Set task » Please repeat all of the lines that follow, exactly as written.

Provided data »
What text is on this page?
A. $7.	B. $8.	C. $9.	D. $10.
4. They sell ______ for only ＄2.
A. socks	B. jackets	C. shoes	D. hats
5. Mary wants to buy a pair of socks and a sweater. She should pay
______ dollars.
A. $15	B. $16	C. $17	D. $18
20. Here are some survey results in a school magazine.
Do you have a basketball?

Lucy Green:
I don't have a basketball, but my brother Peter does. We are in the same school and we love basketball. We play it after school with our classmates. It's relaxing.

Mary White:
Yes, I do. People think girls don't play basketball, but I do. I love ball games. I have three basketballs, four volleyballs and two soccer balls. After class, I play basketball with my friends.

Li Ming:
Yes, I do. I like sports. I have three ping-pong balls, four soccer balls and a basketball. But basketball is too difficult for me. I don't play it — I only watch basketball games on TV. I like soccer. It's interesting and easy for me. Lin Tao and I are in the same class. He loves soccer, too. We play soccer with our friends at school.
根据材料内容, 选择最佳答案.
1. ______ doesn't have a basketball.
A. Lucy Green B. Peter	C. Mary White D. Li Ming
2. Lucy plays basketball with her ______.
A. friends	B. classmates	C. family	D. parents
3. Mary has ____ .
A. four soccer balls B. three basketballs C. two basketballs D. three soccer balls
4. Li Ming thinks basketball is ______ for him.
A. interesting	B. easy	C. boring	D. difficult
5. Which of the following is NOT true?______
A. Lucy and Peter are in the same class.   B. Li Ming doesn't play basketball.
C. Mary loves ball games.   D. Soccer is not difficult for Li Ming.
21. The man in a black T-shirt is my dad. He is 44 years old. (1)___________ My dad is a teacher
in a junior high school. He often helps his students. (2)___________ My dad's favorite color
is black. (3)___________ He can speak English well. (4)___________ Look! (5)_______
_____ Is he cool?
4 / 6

Result below »
What text is on this page?
A. $7.	B. $8.	C. $9.	D. $10.
4. They sell ______ for only ＄2.
A. socks	B. jackets	C. shoes	D. hats
5. Mary wants to buy a pair of socks and a sweater. She should pay
______ dollars.
A. $15	B. $16	C. $17	D. $18
20. Here are some survey results in a school magazine.
Do you have a basketball?

Lucy Green:
I don't have a basketball, but my brother Peter does. We are in the same school and we love basketball. We play it after school with our classmates. It's relaxing.

Mary White:
Yes, I do. People think girls don't play basketball, but I do. I love ball games. I have three basketballs, four volleyballs and two soccer balls. After class, I play basketball with my friends.

Li Ming:
Yes, I do. I like sports. I have three ping-pong balls, four soccer balls and a basketball. But basketball is too difficult for me. I don't play it — I only watch basketball games on TV. I like soccer. It's interesting and easy for me. Lin Tao and I are in the same class. He loves soccer, too. We play soccer with our friends at school.
根据材料内容, 选择最佳答案.
1. ______ doesn't have a basketball.
A. Lucy Green B. Peter	C. Mary White D. Li Ming
2. Lucy plays basketball with her ______.
A. friends	B. classmates	C. family	D. parents
3. Mary has ____ .
A. four soccer balls B. three basketballs C. two basketballs D. three soccer balls
4. Li Ming thinks basketball is ______ for him.
A. interesting	B. easy	C. boring	D. difficult
5. Which of the following is NOT true?______
A. Lucy and Peter are in the same class.   B. Li Ming doesn't play basketball.
C. Mary loves ball games.   D. Soccer is not difficult for Li Ming.
21. The man in a black T-shirt is my dad. He is 44 years old. (1)___________ My dad is a teacher
in a junior high school. He often helps his students. (2)___________ My dad's favorite color
is black. (3)___________ He can speak English well. (4)___________ Look! (5)_______
_____ Is he cool?
4 / 6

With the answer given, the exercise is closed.